Material supplied:
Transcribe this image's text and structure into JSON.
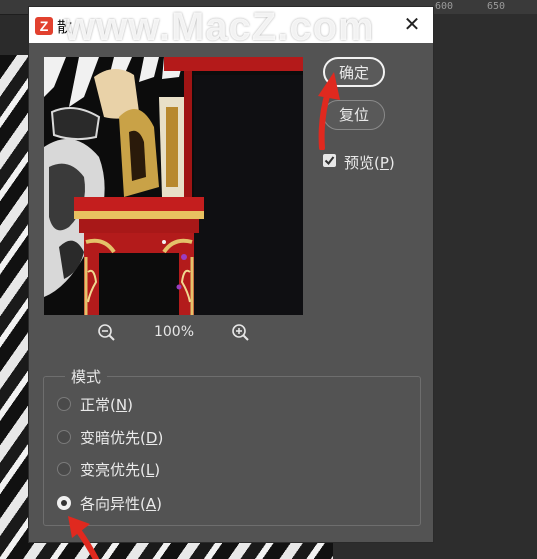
{
  "workspace": {
    "ruler_ticks": [
      "600",
      "650"
    ]
  },
  "dialog": {
    "title": "散",
    "watermark": "www.MacZ.com",
    "app_icon_letter": "Z",
    "close_symbol": "✕"
  },
  "preview": {
    "zoom_level": "100%",
    "zoom_out_icon": "zoom-out-icon",
    "zoom_in_icon": "zoom-in-icon"
  },
  "buttons": {
    "ok_label": "确定",
    "reset_label": "复位"
  },
  "preview_toggle": {
    "label": "预览",
    "mnemonic": "P",
    "checked": true
  },
  "mode": {
    "legend": "模式",
    "options": [
      {
        "label": "正常",
        "mnemonic": "N",
        "selected": false
      },
      {
        "label": "变暗优先",
        "mnemonic": "D",
        "selected": false
      },
      {
        "label": "变亮优先",
        "mnemonic": "L",
        "selected": false
      },
      {
        "label": "各向异性",
        "mnemonic": "A",
        "selected": true
      }
    ]
  },
  "colors": {
    "dialog_bg": "#535353",
    "annotation_red": "#e0291f",
    "logo_red": "#e2412f"
  }
}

Task instructions: From the material above, copy everything exactly but the pictures.

Complete response:
Transcribe this image's text and structure into JSON.
{
  "workspace": {
    "ruler_ticks": [
      "600",
      "650"
    ]
  },
  "dialog": {
    "title": "散",
    "watermark": "www.MacZ.com",
    "app_icon_letter": "Z",
    "close_symbol": "✕"
  },
  "preview": {
    "zoom_level": "100%",
    "zoom_out_icon": "zoom-out-icon",
    "zoom_in_icon": "zoom-in-icon"
  },
  "buttons": {
    "ok_label": "确定",
    "reset_label": "复位"
  },
  "preview_toggle": {
    "label": "预览",
    "mnemonic": "P",
    "checked": true
  },
  "mode": {
    "legend": "模式",
    "options": [
      {
        "label": "正常",
        "mnemonic": "N",
        "selected": false
      },
      {
        "label": "变暗优先",
        "mnemonic": "D",
        "selected": false
      },
      {
        "label": "变亮优先",
        "mnemonic": "L",
        "selected": false
      },
      {
        "label": "各向异性",
        "mnemonic": "A",
        "selected": true
      }
    ]
  },
  "colors": {
    "dialog_bg": "#535353",
    "annotation_red": "#e0291f",
    "logo_red": "#e2412f"
  }
}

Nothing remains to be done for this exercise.